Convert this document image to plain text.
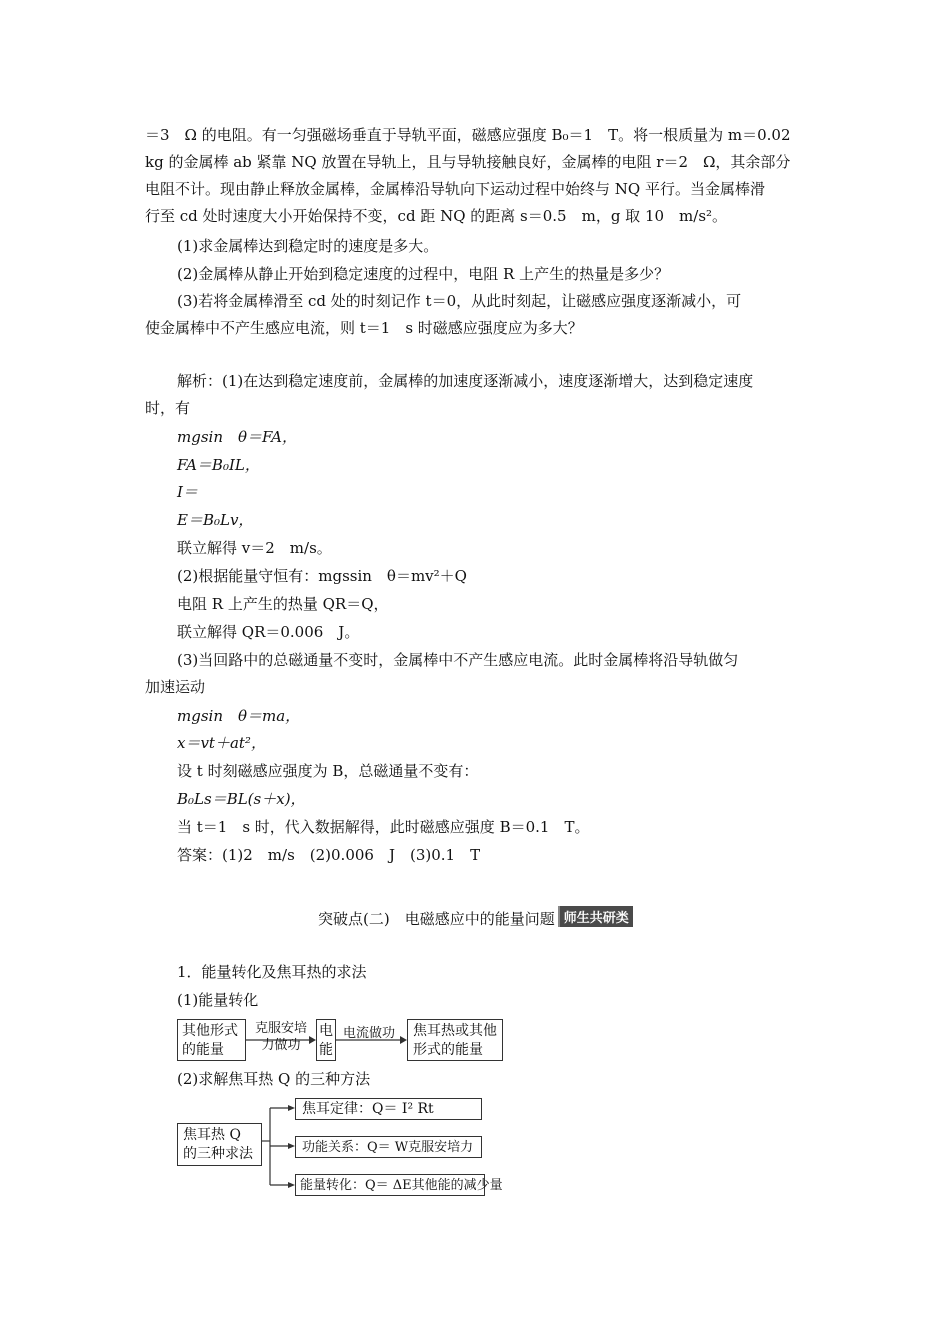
＝3　Ω 的电阻。有一匀强磁场垂直于导轨平面，磁感应强度 B₀＝1　T。将一根质量为 m＝0.02
kg 的金属棒 ab 紧靠 NQ 放置在导轨上，且与导轨接触良好，金属棒的电阻 r＝2　Ω，其余部分
电阻不计。现由静止释放金属棒，金属棒沿导轨向下运动过程中始终与 NQ 平行。当金属棒滑
行至 cd 处时速度大小开始保持不变，cd 距 NQ 的距离 s＝0.5　m，g 取 10　m/s²。
(1)求金属棒达到稳定时的速度是多大。
(2)金属棒从静止开始到稳定速度的过程中，电阻 R 上产生的热量是多少？
(3)若将金属棒滑至 cd 处的时刻记作 t＝0，从此时刻起，让磁感应强度逐渐减小，可
使金属棒中不产生感应电流，则 t＝1　s 时磁感应强度应为多大？
解析：(1)在达到稳定速度前，金属棒的加速度逐渐减小，速度逐渐增大，达到稳定速度
时，有
mgsin　θ＝FA，
FA＝B₀IL，
I＝
E＝B₀Lv，
联立解得 v＝2　m/s。
(2)根据能量守恒有：mgssin　θ＝mv²＋Q
电阻 R 上产生的热量 QR＝Q，
联立解得 QR＝0.006　J。
(3)当回路中的总磁通量不变时，金属棒中不产生感应电流。此时金属棒将沿导轨做匀
加速运动
mgsin　θ＝ma，
x＝vt＋at²，
设 t 时刻磁感应强度为 B，总磁通量不变有：
B₀Ls＝BL(s＋x)，
当 t＝1　s 时，代入数据解得，此时磁感应强度 B＝0.1　T。
答案：(1)2　m/s　(2)0.006　J　(3)0.1　T
突破点(二)　电磁感应中的能量问题 师生共研类
1．能量转化及焦耳热的求法
(1)能量转化
其他形式的能量
克服安培力做功
电能
电流做功	焦耳热或其他形式的能量
(2)求解焦耳热 Q 的三种方法
焦耳热 Q 的三种求法
焦耳定律：Q＝ I² Rt
功能关系：Q＝ W克服安培力
能量转化：Q＝ ΔE其他能的减少量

......

**Your task:** Reproduce the full listing above verbatim, with no pictures included.

**Task solution:**
Convert this document image to plain text.
＝3　Ω 的电阻。有一匀强磁场垂直于导轨平面，磁感应强度 B₀＝1　T。将一根质量为 m＝0.02
kg 的金属棒 ab 紧靠 NQ 放置在导轨上，且与导轨接触良好，金属棒的电阻 r＝2　Ω，其余部分
电阻不计。现由静止释放金属棒，金属棒沿导轨向下运动过程中始终与 NQ 平行。当金属棒滑
行至 cd 处时速度大小开始保持不变，cd 距 NQ 的距离 s＝0.5　m，g 取 10　m/s²。
(1)求金属棒达到稳定时的速度是多大。
(2)金属棒从静止开始到稳定速度的过程中，电阻 R 上产生的热量是多少？
(3)若将金属棒滑至 cd 处的时刻记作 t＝0，从此时刻起，让磁感应强度逐渐减小，可
使金属棒中不产生感应电流，则 t＝1　s 时磁感应强度应为多大？
解析：(1)在达到稳定速度前，金属棒的加速度逐渐减小，速度逐渐增大，达到稳定速度
时，有
mgsin　θ＝FA，
FA＝B₀IL，
I＝
E＝B₀Lv，
联立解得 v＝2　m/s。
(2)根据能量守恒有：mgssin　θ＝mv²＋Q
电阻 R 上产生的热量 QR＝Q，
联立解得 QR＝0.006　J。
(3)当回路中的总磁通量不变时，金属棒中不产生感应电流。此时金属棒将沿导轨做匀
加速运动
mgsin　θ＝ma，
x＝vt＋at²，
设 t 时刻磁感应强度为 B，总磁通量不变有：
B₀Ls＝BL(s＋x)，
当 t＝1　s 时，代入数据解得，此时磁感应强度 B＝0.1　T。
答案：(1)2　m/s　(2)0.006　J　(3)0.1　T
突破点(二)　电磁感应中的能量问题 师生共研类
1．能量转化及焦耳热的求法
(1)能量转化
其他形式的能量
克服安培力做功
电能
电流做功	焦耳热或其他形式的能量
(2)求解焦耳热 Q 的三种方法
焦耳热 Q 的三种求法
焦耳定律：Q＝ I² Rt
功能关系：Q＝ W克服安培力
能量转化：Q＝ ΔE其他能的减少量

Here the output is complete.